┌─ Record extracts

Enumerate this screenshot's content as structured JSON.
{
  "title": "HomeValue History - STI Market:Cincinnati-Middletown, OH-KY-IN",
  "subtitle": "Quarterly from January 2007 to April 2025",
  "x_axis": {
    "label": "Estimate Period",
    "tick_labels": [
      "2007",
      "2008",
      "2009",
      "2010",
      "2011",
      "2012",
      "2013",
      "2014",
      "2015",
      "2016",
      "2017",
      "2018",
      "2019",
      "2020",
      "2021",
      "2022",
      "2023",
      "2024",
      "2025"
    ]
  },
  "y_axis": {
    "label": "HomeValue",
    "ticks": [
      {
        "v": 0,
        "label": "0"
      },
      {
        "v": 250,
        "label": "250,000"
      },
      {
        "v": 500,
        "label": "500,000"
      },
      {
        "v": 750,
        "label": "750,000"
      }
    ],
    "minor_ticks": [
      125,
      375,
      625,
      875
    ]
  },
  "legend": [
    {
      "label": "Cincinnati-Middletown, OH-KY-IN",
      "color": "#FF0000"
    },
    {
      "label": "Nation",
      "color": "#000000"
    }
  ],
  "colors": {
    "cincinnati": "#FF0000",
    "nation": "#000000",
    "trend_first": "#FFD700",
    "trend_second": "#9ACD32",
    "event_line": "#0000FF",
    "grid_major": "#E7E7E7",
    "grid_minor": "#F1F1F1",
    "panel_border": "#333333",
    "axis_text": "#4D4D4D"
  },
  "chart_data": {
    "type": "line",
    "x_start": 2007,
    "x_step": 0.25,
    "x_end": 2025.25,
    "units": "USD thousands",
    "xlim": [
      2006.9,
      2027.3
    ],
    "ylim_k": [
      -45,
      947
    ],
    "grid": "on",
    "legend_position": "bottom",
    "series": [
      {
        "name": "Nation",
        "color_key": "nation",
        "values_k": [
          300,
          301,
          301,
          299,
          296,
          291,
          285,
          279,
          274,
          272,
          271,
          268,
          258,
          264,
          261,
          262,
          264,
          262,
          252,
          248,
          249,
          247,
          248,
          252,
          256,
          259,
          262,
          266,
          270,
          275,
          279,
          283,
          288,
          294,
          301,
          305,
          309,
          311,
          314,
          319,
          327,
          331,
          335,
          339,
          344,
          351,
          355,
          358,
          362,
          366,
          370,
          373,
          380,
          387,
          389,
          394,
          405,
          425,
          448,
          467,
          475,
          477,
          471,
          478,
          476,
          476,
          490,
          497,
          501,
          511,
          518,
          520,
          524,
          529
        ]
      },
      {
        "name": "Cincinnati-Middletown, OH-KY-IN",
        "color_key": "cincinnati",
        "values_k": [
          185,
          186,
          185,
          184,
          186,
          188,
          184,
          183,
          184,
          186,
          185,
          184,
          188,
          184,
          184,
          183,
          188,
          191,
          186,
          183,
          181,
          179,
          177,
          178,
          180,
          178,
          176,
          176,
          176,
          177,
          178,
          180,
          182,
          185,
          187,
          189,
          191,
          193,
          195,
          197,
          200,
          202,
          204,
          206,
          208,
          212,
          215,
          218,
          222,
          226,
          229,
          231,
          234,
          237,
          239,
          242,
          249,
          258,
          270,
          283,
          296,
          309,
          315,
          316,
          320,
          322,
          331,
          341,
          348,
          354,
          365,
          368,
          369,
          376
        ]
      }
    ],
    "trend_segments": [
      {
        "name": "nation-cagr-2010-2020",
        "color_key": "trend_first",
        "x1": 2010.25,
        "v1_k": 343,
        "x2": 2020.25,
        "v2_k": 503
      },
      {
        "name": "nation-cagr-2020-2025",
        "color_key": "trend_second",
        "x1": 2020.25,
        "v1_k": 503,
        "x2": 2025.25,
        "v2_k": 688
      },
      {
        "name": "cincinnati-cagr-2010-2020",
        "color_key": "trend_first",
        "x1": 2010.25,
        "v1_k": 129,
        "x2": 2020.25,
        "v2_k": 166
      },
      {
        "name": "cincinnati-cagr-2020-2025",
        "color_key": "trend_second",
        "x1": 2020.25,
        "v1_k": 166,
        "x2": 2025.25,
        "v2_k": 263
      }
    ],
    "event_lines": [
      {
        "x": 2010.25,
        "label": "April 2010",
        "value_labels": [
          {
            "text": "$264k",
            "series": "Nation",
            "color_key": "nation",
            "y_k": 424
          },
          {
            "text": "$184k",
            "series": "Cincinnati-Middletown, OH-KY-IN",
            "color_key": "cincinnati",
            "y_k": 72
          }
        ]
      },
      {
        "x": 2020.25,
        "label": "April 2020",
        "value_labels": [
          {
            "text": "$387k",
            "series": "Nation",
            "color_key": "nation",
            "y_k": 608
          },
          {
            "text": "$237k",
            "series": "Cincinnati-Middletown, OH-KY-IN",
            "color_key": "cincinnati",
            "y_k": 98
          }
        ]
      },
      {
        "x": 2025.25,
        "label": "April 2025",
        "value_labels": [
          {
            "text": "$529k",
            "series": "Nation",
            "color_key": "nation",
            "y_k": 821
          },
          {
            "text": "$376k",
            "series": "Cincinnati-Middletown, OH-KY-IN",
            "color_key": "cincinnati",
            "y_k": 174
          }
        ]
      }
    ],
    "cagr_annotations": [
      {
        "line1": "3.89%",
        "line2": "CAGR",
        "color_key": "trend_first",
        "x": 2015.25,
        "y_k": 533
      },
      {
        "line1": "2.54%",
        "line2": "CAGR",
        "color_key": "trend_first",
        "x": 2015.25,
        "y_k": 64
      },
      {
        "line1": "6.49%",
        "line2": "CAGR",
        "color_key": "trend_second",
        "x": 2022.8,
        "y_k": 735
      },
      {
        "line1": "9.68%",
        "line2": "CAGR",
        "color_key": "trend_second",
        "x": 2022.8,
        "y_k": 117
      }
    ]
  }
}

└─

→ Exercise
Retype the entries one by one, exactly.

→ Written answer
Enumerate this screenshot's content as structured JSON.
{
  "title": "HomeValue History - STI Market:Cincinnati-Middletown, OH-KY-IN",
  "subtitle": "Quarterly from January 2007 to April 2025",
  "x_axis": {
    "label": "Estimate Period",
    "tick_labels": [
      "2007",
      "2008",
      "2009",
      "2010",
      "2011",
      "2012",
      "2013",
      "2014",
      "2015",
      "2016",
      "2017",
      "2018",
      "2019",
      "2020",
      "2021",
      "2022",
      "2023",
      "2024",
      "2025"
    ]
  },
  "y_axis": {
    "label": "HomeValue",
    "ticks": [
      {
        "v": 0,
        "label": "0"
      },
      {
        "v": 250,
        "label": "250,000"
      },
      {
        "v": 500,
        "label": "500,000"
      },
      {
        "v": 750,
        "label": "750,000"
      }
    ],
    "minor_ticks": [
      125,
      375,
      625,
      875
    ]
  },
  "legend": [
    {
      "label": "Cincinnati-Middletown, OH-KY-IN",
      "color": "#FF0000"
    },
    {
      "label": "Nation",
      "color": "#000000"
    }
  ],
  "colors": {
    "cincinnati": "#FF0000",
    "nation": "#000000",
    "trend_first": "#FFD700",
    "trend_second": "#9ACD32",
    "event_line": "#0000FF",
    "grid_major": "#E7E7E7",
    "grid_minor": "#F1F1F1",
    "panel_border": "#333333",
    "axis_text": "#4D4D4D"
  },
  "chart_data": {
    "type": "line",
    "x_start": 2007,
    "x_step": 0.25,
    "x_end": 2025.25,
    "units": "USD thousands",
    "xlim": [
      2006.9,
      2027.3
    ],
    "ylim_k": [
      -45,
      947
    ],
    "grid": "on",
    "legend_position": "bottom",
    "series": [
      {
        "name": "Nation",
        "color_key": "nation",
        "values_k": [
          300,
          301,
          301,
          299,
          296,
          291,
          285,
          279,
          274,
          272,
          271,
          268,
          258,
          264,
          261,
          262,
          264,
          262,
          252,
          248,
          249,
          247,
          248,
          252,
          256,
          259,
          262,
          266,
          270,
          275,
          279,
          283,
          288,
          294,
          301,
          305,
          309,
          311,
          314,
          319,
          327,
          331,
          335,
          339,
          344,
          351,
          355,
          358,
          362,
          366,
          370,
          373,
          380,
          387,
          389,
          394,
          405,
          425,
          448,
          467,
          475,
          477,
          471,
          478,
          476,
          476,
          490,
          497,
          501,
          511,
          518,
          520,
          524,
          529
        ]
      },
      {
        "name": "Cincinnati-Middletown, OH-KY-IN",
        "color_key": "cincinnati",
        "values_k": [
          185,
          186,
          185,
          184,
          186,
          188,
          184,
          183,
          184,
          186,
          185,
          184,
          188,
          184,
          184,
          183,
          188,
          191,
          186,
          183,
          181,
          179,
          177,
          178,
          180,
          178,
          176,
          176,
          176,
          177,
          178,
          180,
          182,
          185,
          187,
          189,
          191,
          193,
          195,
          197,
          200,
          202,
          204,
          206,
          208,
          212,
          215,
          218,
          222,
          226,
          229,
          231,
          234,
          237,
          239,
          242,
          249,
          258,
          270,
          283,
          296,
          309,
          315,
          316,
          320,
          322,
          331,
          341,
          348,
          354,
          365,
          368,
          369,
          376
        ]
      }
    ],
    "trend_segments": [
      {
        "name": "nation-cagr-2010-2020",
        "color_key": "trend_first",
        "x1": 2010.25,
        "v1_k": 343,
        "x2": 2020.25,
        "v2_k": 503
      },
      {
        "name": "nation-cagr-2020-2025",
        "color_key": "trend_second",
        "x1": 2020.25,
        "v1_k": 503,
        "x2": 2025.25,
        "v2_k": 688
      },
      {
        "name": "cincinnati-cagr-2010-2020",
        "color_key": "trend_first",
        "x1": 2010.25,
        "v1_k": 129,
        "x2": 2020.25,
        "v2_k": 166
      },
      {
        "name": "cincinnati-cagr-2020-2025",
        "color_key": "trend_second",
        "x1": 2020.25,
        "v1_k": 166,
        "x2": 2025.25,
        "v2_k": 263
      }
    ],
    "event_lines": [
      {
        "x": 2010.25,
        "label": "April 2010",
        "value_labels": [
          {
            "text": "$264k",
            "series": "Nation",
            "color_key": "nation",
            "y_k": 424
          },
          {
            "text": "$184k",
            "series": "Cincinnati-Middletown, OH-KY-IN",
            "color_key": "cincinnati",
            "y_k": 72
          }
        ]
      },
      {
        "x": 2020.25,
        "label": "April 2020",
        "value_labels": [
          {
            "text": "$387k",
            "series": "Nation",
            "color_key": "nation",
            "y_k": 608
          },
          {
            "text": "$237k",
            "series": "Cincinnati-Middletown, OH-KY-IN",
            "color_key": "cincinnati",
            "y_k": 98
          }
        ]
      },
      {
        "x": 2025.25,
        "label": "April 2025",
        "value_labels": [
          {
            "text": "$529k",
            "series": "Nation",
            "color_key": "nation",
            "y_k": 821
          },
          {
            "text": "$376k",
            "series": "Cincinnati-Middletown, OH-KY-IN",
            "color_key": "cincinnati",
            "y_k": 174
          }
        ]
      }
    ],
    "cagr_annotations": [
      {
        "line1": "3.89%",
        "line2": "CAGR",
        "color_key": "trend_first",
        "x": 2015.25,
        "y_k": 533
      },
      {
        "line1": "2.54%",
        "line2": "CAGR",
        "color_key": "trend_first",
        "x": 2015.25,
        "y_k": 64
      },
      {
        "line1": "6.49%",
        "line2": "CAGR",
        "color_key": "trend_second",
        "x": 2022.8,
        "y_k": 735
      },
      {
        "line1": "9.68%",
        "line2": "CAGR",
        "color_key": "trend_second",
        "x": 2022.8,
        "y_k": 117
      }
    ]
  }
}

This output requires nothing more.